Element placement data ->
........
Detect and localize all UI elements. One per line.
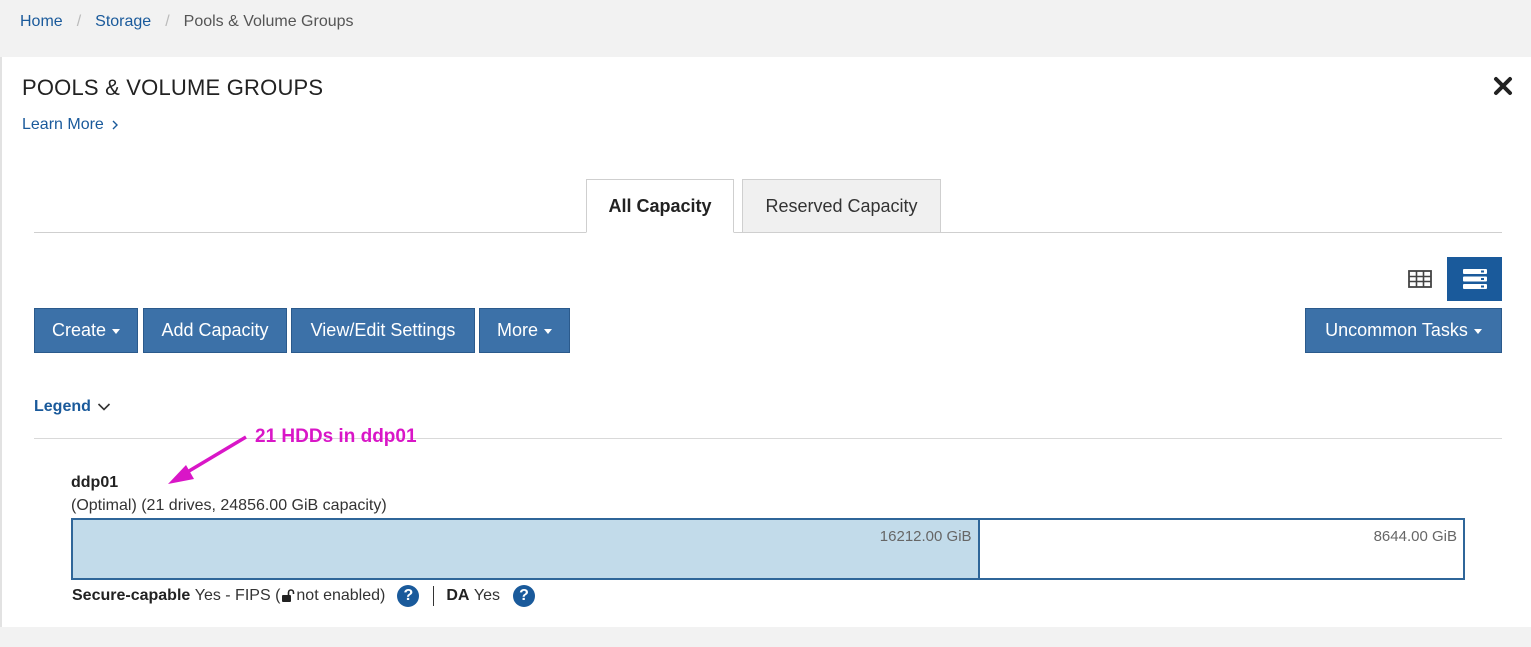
capacity-used-segment[interactable]: 16212.00 GiB — [73, 520, 980, 578]
pool-status: (Optimal) (21 drives, 24856.00 GiB capac… — [71, 497, 387, 514]
view-edit-settings-button[interactable]: View/Edit Settings — [291, 308, 475, 353]
table-view-button[interactable] — [1392, 257, 1447, 301]
caret-down-icon — [1473, 329, 1482, 334]
property-divider — [433, 586, 435, 606]
main-panel: POOLS & VOLUME GROUPS Learn More All Cap… — [0, 57, 1531, 627]
capacity-free-segment[interactable]: 8644.00 GiB — [980, 520, 1463, 578]
tab-reserved-capacity[interactable]: Reserved Capacity — [742, 179, 941, 233]
breadcrumb-home[interactable]: Home — [20, 13, 63, 31]
da-label: DA — [446, 587, 470, 604]
capacity-bar[interactable]: 16212.00 GiB 8644.00 GiB — [71, 518, 1465, 580]
breadcrumb: Home / Storage / Pools & Volume Groups — [20, 12, 354, 32]
secure-help-icon[interactable]: ? — [397, 585, 420, 607]
learn-more-label: Learn More — [22, 116, 104, 133]
chevron-right-icon — [112, 120, 119, 130]
learn-more-link[interactable]: Learn More — [22, 116, 119, 134]
annotation-text: 21 HDDs in ddp01 — [255, 426, 417, 447]
uncommon-tasks-label: Uncommon Tasks — [1325, 320, 1468, 340]
da-value: Yes — [473, 587, 501, 604]
legend-toggle[interactable]: Legend — [34, 398, 111, 416]
pool-properties: Secure-capable Yes - FIPS ( not enabled)… — [72, 583, 536, 609]
list-view-button[interactable] — [1447, 257, 1502, 301]
caret-down-icon — [544, 329, 552, 334]
pool-name: ddp01 — [71, 474, 119, 491]
breadcrumb-separator: / — [76, 13, 82, 30]
legend-label: Legend — [34, 398, 91, 415]
create-button[interactable]: Create — [34, 308, 138, 353]
used-capacity-label: 16212.00 GiB — [879, 528, 972, 545]
chevron-down-icon — [97, 403, 110, 411]
caret-down-icon — [112, 329, 121, 334]
create-label: Create — [51, 320, 107, 340]
close-button[interactable] — [1492, 75, 1514, 97]
breadcrumb-separator: / — [165, 13, 170, 30]
more-button[interactable]: More — [479, 308, 570, 353]
secure-capable-value-pre: Yes - FIPS ( — [194, 587, 281, 604]
secure-capable-label: Secure-capable — [72, 587, 191, 604]
free-capacity-label: 8644.00 GiB — [1373, 528, 1457, 545]
add-capacity-button[interactable]: Add Capacity — [143, 308, 287, 353]
table-view-icon — [1407, 270, 1432, 288]
close-icon — [1494, 77, 1512, 95]
list-view-icon — [1462, 269, 1487, 289]
breadcrumb-current: Pools & Volume Groups — [183, 13, 354, 30]
secure-capable-value-post: not enabled) — [296, 587, 386, 604]
more-label: More — [496, 320, 538, 340]
breadcrumb-storage[interactable]: Storage — [95, 13, 151, 31]
page-title: POOLS & VOLUME GROUPS — [22, 75, 324, 100]
uncommon-tasks-button[interactable]: Uncommon Tasks — [1305, 308, 1502, 353]
unlock-icon — [282, 589, 295, 602]
annotation-arrow-icon — [168, 435, 247, 484]
da-help-icon[interactable]: ? — [513, 585, 536, 607]
tab-all-capacity[interactable]: All Capacity — [586, 179, 734, 233]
........
EXERCISE DETAILS -> Quote the records from the line with "capacity-used-segment[interactable]: 16212.00 GiB" up to and including the line with "breadcrumb-home[interactable]: Home —", reproducing each line precisely.

REPLY TO THE EXERCISE ->
capacity-used-segment[interactable]: 16212.00 GiB — [73, 520, 980, 578]
pool-status: (Optimal) (21 drives, 24856.00 GiB capac… — [71, 497, 387, 514]
view-edit-settings-button[interactable]: View/Edit Settings — [291, 308, 475, 353]
table-view-button[interactable] — [1392, 257, 1447, 301]
caret-down-icon — [1473, 329, 1482, 334]
property-divider — [433, 586, 435, 606]
main-panel: POOLS & VOLUME GROUPS Learn More All Cap… — [0, 57, 1531, 627]
capacity-free-segment[interactable]: 8644.00 GiB — [980, 520, 1463, 578]
tab-reserved-capacity[interactable]: Reserved Capacity — [742, 179, 941, 233]
breadcrumb-home[interactable]: Home — [20, 13, 63, 31]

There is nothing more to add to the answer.